[Start Entries supplied]
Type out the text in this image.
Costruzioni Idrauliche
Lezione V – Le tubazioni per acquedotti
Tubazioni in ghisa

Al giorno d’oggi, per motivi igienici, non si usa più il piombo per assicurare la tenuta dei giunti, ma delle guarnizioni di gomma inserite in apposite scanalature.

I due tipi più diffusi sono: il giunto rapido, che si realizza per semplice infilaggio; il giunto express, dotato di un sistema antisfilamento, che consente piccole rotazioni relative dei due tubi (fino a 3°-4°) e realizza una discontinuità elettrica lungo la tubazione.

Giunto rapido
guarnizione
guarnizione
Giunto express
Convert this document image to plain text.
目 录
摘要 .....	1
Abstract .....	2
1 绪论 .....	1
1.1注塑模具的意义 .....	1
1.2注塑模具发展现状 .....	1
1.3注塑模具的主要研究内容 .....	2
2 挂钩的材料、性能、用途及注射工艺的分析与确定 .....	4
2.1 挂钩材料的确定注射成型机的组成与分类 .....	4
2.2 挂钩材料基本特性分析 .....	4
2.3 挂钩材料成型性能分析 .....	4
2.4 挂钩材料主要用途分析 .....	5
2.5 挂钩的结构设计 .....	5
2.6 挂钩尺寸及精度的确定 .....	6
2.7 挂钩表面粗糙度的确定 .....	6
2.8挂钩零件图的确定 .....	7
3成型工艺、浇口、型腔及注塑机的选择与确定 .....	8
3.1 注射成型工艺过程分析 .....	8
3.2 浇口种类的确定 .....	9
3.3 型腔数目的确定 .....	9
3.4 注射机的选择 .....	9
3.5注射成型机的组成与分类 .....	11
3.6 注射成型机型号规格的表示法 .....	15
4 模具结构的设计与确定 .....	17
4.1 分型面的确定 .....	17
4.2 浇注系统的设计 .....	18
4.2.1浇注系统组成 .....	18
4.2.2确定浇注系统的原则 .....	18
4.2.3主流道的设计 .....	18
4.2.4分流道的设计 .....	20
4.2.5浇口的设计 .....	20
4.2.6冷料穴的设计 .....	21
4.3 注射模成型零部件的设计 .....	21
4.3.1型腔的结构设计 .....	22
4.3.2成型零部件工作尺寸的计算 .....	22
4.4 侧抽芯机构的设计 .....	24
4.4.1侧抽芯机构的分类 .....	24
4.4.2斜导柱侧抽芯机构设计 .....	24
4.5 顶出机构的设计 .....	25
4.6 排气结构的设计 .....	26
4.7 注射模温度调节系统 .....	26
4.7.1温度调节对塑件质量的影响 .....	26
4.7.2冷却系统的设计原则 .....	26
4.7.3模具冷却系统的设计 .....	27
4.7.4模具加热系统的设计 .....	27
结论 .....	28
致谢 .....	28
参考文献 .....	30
[End Entries supplied]
= Work to do =
Give again the lines from the line holding "Convert this document image to plain text." through the close of the listing, both included, exactly as written and with nothing else.

= Written answer =
Convert this document image to plain text.
目 录
摘要 .....	1
Abstract .....	2
1 绪论 .....	1
1.1注塑模具的意义 .....	1
1.2注塑模具发展现状 .....	1
1.3注塑模具的主要研究内容 .....	2
2 挂钩的材料、性能、用途及注射工艺的分析与确定 .....	4
2.1 挂钩材料的确定注射成型机的组成与分类 .....	4
2.2 挂钩材料基本特性分析 .....	4
2.3 挂钩材料成型性能分析 .....	4
2.4 挂钩材料主要用途分析 .....	5
2.5 挂钩的结构设计 .....	5
2.6 挂钩尺寸及精度的确定 .....	6
2.7 挂钩表面粗糙度的确定 .....	6
2.8挂钩零件图的确定 .....	7
3成型工艺、浇口、型腔及注塑机的选择与确定 .....	8
3.1 注射成型工艺过程分析 .....	8
3.2 浇口种类的确定 .....	9
3.3 型腔数目的确定 .....	9
3.4 注射机的选择 .....	9
3.5注射成型机的组成与分类 .....	11
3.6 注射成型机型号规格的表示法 .....	15
4 模具结构的设计与确定 .....	17
4.1 分型面的确定 .....	17
4.2 浇注系统的设计 .....	18
4.2.1浇注系统组成 .....	18
4.2.2确定浇注系统的原则 .....	18
4.2.3主流道的设计 .....	18
4.2.4分流道的设计 .....	20
4.2.5浇口的设计 .....	20
4.2.6冷料穴的设计 .....	21
4.3 注射模成型零部件的设计 .....	21
4.3.1型腔的结构设计 .....	22
4.3.2成型零部件工作尺寸的计算 .....	22
4.4 侧抽芯机构的设计 .....	24
4.4.1侧抽芯机构的分类 .....	24
4.4.2斜导柱侧抽芯机构设计 .....	24
4.5 顶出机构的设计 .....	25
4.6 排气结构的设计 .....	26
4.7 注射模温度调节系统 .....	26
4.7.1温度调节对塑件质量的影响 .....	26
4.7.2冷却系统的设计原则 .....	26
4.7.3模具冷却系统的设计 .....	27
4.7.4模具加热系统的设计 .....	27
结论 .....	28
致谢 .....	28
参考文献 .....	30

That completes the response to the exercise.